(Data extracted from a collection)

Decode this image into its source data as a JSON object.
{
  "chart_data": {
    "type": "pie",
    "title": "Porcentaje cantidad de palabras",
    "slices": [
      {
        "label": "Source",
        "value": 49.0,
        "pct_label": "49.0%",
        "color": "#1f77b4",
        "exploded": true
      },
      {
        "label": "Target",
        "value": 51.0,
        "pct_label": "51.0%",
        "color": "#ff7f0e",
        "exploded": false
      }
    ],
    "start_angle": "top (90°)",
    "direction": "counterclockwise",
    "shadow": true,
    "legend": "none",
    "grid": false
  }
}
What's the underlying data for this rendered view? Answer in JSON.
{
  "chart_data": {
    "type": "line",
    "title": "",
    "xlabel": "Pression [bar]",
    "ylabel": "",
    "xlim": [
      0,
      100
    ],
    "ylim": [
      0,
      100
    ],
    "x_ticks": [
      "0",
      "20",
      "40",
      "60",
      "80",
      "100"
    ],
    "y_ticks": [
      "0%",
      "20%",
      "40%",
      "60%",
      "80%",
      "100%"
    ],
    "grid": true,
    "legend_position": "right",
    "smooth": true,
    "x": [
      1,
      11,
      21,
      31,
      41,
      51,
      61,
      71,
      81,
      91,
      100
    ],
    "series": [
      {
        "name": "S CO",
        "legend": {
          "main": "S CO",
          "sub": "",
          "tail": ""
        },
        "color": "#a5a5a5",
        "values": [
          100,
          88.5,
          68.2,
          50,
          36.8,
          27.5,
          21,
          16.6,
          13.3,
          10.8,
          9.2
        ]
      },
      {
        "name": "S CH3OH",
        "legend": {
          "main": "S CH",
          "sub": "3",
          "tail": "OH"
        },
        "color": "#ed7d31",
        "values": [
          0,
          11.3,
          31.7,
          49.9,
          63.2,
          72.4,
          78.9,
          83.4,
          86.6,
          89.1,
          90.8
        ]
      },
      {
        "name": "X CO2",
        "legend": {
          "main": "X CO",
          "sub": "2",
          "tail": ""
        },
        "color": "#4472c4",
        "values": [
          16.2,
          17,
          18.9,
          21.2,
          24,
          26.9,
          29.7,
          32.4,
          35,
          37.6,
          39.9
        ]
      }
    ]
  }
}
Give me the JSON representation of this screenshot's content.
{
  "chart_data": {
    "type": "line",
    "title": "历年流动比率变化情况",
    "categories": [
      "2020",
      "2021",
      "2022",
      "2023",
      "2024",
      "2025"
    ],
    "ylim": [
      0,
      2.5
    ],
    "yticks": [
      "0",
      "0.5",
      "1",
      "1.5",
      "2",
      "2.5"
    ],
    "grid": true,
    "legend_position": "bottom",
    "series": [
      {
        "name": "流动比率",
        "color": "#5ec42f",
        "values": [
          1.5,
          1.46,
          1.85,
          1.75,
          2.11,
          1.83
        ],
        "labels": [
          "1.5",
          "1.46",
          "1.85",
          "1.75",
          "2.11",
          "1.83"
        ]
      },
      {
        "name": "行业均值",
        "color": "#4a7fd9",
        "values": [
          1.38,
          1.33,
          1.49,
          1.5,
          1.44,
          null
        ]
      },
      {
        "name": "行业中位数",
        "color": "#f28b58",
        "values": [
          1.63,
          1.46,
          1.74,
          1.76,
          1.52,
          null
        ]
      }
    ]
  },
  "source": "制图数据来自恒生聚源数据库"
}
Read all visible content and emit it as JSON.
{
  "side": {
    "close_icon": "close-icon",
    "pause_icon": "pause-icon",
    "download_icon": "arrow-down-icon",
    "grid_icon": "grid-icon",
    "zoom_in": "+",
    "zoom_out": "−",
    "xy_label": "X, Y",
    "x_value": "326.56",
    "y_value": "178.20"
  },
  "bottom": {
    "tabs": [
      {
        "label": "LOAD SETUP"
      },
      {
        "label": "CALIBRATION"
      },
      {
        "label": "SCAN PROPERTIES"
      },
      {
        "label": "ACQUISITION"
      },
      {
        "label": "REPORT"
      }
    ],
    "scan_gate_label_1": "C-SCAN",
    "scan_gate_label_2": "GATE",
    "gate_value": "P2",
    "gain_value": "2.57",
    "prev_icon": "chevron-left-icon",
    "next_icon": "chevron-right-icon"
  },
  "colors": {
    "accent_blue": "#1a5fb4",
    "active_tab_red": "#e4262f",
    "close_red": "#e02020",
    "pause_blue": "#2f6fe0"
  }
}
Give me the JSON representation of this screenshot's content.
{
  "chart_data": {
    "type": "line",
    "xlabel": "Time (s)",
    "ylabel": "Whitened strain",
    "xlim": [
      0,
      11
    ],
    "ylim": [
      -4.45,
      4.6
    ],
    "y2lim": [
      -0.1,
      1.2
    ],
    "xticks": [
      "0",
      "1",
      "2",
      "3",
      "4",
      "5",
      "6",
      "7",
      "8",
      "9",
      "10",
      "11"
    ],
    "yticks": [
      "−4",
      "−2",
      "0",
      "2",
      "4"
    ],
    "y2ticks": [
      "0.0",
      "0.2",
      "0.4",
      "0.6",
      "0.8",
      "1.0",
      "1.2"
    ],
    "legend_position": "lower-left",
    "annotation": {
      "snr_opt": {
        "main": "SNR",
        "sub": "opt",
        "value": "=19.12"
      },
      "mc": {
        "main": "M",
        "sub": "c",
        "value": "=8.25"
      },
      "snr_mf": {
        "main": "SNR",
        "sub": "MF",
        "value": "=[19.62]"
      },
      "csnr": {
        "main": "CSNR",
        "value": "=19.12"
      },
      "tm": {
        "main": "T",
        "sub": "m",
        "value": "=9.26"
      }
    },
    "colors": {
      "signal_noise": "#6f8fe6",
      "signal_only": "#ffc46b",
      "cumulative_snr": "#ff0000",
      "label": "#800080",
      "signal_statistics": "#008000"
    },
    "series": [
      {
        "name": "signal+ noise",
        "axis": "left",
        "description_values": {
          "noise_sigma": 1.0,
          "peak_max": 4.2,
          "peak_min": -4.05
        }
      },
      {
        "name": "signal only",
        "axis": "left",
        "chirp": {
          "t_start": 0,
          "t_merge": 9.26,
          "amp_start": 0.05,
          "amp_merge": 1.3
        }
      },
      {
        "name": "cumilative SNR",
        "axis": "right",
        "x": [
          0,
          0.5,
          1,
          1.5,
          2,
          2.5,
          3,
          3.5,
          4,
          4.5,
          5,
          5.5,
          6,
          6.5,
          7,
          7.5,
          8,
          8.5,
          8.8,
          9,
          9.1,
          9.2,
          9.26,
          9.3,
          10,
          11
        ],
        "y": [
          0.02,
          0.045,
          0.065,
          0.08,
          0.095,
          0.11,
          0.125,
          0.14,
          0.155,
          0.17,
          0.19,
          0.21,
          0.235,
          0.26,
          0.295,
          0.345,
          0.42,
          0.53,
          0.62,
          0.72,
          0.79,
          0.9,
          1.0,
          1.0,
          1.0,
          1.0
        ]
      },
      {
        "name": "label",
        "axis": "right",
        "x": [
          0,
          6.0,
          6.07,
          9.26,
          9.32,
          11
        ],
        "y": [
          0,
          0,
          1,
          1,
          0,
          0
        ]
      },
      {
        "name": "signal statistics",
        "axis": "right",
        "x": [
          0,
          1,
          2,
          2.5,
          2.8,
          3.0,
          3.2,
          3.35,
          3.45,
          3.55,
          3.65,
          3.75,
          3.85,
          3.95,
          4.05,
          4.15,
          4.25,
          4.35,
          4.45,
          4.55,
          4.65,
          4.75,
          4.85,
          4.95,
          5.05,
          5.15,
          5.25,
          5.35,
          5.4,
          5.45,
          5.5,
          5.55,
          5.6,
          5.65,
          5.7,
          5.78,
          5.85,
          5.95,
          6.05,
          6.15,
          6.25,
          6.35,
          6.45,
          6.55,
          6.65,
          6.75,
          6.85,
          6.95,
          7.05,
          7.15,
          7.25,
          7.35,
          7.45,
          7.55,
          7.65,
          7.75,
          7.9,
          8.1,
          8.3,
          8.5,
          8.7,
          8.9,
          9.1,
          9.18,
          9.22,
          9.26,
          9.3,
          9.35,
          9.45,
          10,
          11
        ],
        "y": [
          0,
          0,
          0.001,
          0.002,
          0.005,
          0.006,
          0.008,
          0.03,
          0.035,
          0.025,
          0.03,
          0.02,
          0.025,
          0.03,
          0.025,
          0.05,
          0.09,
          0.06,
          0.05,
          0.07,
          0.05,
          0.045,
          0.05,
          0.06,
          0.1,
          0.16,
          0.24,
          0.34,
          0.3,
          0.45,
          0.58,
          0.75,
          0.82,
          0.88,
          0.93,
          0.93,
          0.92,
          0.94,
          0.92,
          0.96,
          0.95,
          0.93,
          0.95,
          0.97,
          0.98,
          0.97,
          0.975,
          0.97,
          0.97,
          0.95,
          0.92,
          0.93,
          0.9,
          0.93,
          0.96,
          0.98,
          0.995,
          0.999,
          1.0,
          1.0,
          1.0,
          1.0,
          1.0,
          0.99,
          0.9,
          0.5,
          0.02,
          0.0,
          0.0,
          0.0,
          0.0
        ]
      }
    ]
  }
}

- Set task: Give the number of lines in the entries that include the string "title", and nothing more.

- Result of this exercise: 3